**Goal of the exercise:**
Only the pictures stay out; every record is to be quoted exactly.

**Dataset entries:**
--
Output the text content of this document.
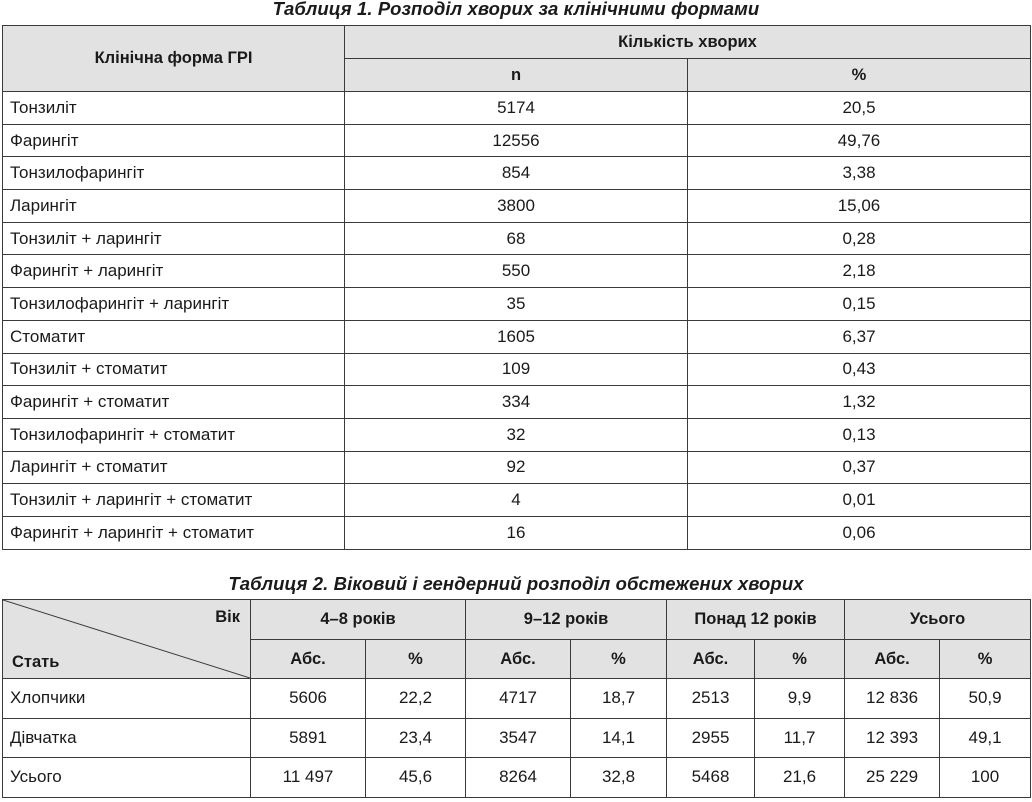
Таблиця 1. Розподіл хворих за клінічними формами
Клінічна форма ГРІ	Кількість хворих	
	n	%
Тонзиліт	5174	20,5
Фарингіт	12556	49,76
Тонзилофарингіт	854	3,38
Ларингіт	3800	15,06
Тонзиліт + ларингіт	68	0,28
Фарингіт + ларингіт	550	2,18
Тонзилофарингіт + ларингіт	35	0,15
Стоматит	1605	6,37
Тонзиліт + стоматит	109	0,43
Фарингіт + стоматит	334	1,32
Тонзилофарингіт + стоматит	32	0,13
Ларингіт + стоматит	92	0,37
Тонзиліт + ларингіт + стоматит	4	0,01
Фарингіт + ларингіт + стоматит	16	0,06
Таблиця 2. Віковий і гендерний розподіл обстежених хворих
Вік
Стать	4–8 років		9–12 років		Понад 12 років		Усього	
	Абс.	%	Абс.	%	Абс.	%	Абс.	%
Хлопчики	5606	22,2	4717	18,7	2513	9,9	12 836	50,9
Дівчатка	5891	23,4	3547	14,1	2955	11,7	12 393	49,1
Усього	11 497	45,6	8264	32,8	5468	21,6	25 229	100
--
**Solution to the problem:**
Output the text content of this document.
Таблиця 1. Розподіл хворих за клінічними формами
Клінічна форма ГРІ	Кількість хворих	
	n	%
Тонзиліт	5174	20,5
Фарингіт	12556	49,76
Тонзилофарингіт	854	3,38
Ларингіт	3800	15,06
Тонзиліт + ларингіт	68	0,28
Фарингіт + ларингіт	550	2,18
Тонзилофарингіт + ларингіт	35	0,15
Стоматит	1605	6,37
Тонзиліт + стоматит	109	0,43
Фарингіт + стоматит	334	1,32
Тонзилофарингіт + стоматит	32	0,13
Ларингіт + стоматит	92	0,37
Тонзиліт + ларингіт + стоматит	4	0,01
Фарингіт + ларингіт + стоматит	16	0,06
Таблиця 2. Віковий і гендерний розподіл обстежених хворих
Вік
Стать	4–8 років		9–12 років		Понад 12 років		Усього	
	Абс.	%	Абс.	%	Абс.	%	Абс.	%
Хлопчики	5606	22,2	4717	18,7	2513	9,9	12 836	50,9
Дівчатка	5891	23,4	3547	14,1	2955	11,7	12 393	49,1
Усього	11 497	45,6	8264	32,8	5468	21,6	25 229	100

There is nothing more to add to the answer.